(Recorded data)
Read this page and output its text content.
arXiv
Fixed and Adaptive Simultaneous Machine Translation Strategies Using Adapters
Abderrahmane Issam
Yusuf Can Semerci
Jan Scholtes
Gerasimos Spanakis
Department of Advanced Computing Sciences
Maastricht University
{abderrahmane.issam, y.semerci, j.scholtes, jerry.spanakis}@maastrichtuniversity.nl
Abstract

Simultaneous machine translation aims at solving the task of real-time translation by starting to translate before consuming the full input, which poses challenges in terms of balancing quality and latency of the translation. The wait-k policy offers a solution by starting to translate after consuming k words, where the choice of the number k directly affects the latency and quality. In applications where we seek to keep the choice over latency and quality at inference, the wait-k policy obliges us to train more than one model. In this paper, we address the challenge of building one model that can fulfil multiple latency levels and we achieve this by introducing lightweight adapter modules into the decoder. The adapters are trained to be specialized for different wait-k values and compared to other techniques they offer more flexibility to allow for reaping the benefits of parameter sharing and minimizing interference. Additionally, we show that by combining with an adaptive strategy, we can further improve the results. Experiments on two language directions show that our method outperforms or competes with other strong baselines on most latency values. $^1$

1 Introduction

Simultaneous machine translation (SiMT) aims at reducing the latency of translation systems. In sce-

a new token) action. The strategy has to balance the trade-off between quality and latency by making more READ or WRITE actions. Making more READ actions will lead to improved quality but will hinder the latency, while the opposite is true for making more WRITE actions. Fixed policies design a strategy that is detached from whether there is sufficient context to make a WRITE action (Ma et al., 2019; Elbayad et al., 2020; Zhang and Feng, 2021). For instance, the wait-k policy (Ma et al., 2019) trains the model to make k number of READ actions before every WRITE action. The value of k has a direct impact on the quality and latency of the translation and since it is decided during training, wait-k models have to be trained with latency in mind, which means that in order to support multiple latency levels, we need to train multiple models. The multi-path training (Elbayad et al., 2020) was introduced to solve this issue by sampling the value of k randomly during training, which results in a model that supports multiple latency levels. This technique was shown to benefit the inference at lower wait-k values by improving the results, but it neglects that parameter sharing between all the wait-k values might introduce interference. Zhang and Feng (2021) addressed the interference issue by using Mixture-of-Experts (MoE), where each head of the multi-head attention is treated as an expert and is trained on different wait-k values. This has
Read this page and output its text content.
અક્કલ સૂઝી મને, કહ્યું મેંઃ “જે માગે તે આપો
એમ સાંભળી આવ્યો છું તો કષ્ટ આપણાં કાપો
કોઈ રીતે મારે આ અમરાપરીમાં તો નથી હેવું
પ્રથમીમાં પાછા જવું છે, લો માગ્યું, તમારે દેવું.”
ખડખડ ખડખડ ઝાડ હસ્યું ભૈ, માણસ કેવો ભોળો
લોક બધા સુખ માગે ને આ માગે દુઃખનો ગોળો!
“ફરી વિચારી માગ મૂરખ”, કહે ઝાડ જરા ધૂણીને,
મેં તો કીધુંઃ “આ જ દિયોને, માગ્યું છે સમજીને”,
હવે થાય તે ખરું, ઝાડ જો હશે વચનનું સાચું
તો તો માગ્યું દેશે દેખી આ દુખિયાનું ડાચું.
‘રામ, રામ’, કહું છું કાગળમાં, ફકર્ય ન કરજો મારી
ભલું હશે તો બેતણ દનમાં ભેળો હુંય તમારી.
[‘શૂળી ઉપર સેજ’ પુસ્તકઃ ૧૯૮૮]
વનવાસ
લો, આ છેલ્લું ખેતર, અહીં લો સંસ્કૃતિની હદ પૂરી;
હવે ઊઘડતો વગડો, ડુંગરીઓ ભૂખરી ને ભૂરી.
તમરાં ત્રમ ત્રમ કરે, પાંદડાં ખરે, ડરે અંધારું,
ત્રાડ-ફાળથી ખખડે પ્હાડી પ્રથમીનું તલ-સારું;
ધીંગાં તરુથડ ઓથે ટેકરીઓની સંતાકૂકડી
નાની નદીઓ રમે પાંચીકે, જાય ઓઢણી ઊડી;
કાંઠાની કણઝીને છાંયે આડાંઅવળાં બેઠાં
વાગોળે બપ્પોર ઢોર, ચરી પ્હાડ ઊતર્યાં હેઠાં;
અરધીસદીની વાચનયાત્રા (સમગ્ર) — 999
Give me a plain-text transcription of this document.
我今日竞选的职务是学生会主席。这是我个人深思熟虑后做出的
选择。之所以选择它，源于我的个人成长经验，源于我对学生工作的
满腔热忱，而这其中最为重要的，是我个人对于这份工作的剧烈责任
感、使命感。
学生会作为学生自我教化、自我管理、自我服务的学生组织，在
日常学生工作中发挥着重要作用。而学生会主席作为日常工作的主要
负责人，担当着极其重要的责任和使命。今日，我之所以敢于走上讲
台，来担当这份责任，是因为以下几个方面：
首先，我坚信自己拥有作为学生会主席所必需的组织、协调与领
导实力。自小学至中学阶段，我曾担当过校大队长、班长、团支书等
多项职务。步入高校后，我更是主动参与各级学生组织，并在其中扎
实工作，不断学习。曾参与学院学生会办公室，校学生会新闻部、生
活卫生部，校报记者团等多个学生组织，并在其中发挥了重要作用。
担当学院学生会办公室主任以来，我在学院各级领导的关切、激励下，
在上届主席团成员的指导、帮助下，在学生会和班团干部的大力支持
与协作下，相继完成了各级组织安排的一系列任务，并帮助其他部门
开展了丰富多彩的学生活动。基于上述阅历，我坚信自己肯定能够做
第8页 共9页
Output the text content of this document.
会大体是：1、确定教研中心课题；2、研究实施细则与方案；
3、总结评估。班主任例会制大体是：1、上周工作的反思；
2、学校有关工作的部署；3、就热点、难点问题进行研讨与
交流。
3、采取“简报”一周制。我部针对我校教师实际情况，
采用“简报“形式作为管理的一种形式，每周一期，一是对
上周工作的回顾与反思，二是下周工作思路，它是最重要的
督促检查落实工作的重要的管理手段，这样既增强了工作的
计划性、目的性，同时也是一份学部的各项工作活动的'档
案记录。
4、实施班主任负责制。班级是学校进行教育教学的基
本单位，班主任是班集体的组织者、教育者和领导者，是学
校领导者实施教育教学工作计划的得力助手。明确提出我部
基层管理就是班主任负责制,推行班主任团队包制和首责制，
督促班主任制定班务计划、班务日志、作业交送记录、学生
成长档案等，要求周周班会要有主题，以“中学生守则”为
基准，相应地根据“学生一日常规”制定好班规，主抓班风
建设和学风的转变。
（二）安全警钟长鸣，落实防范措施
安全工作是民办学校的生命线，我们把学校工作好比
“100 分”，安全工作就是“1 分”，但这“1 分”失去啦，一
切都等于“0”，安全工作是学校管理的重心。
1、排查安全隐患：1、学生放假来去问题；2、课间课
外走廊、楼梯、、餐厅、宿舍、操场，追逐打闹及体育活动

== EXERCISE ==
Find the string "document" in the entries above and return each line that holds it.

== CORRECT ANSWER ==
Give me a plain-text transcription of this document.
Output the text content of this document.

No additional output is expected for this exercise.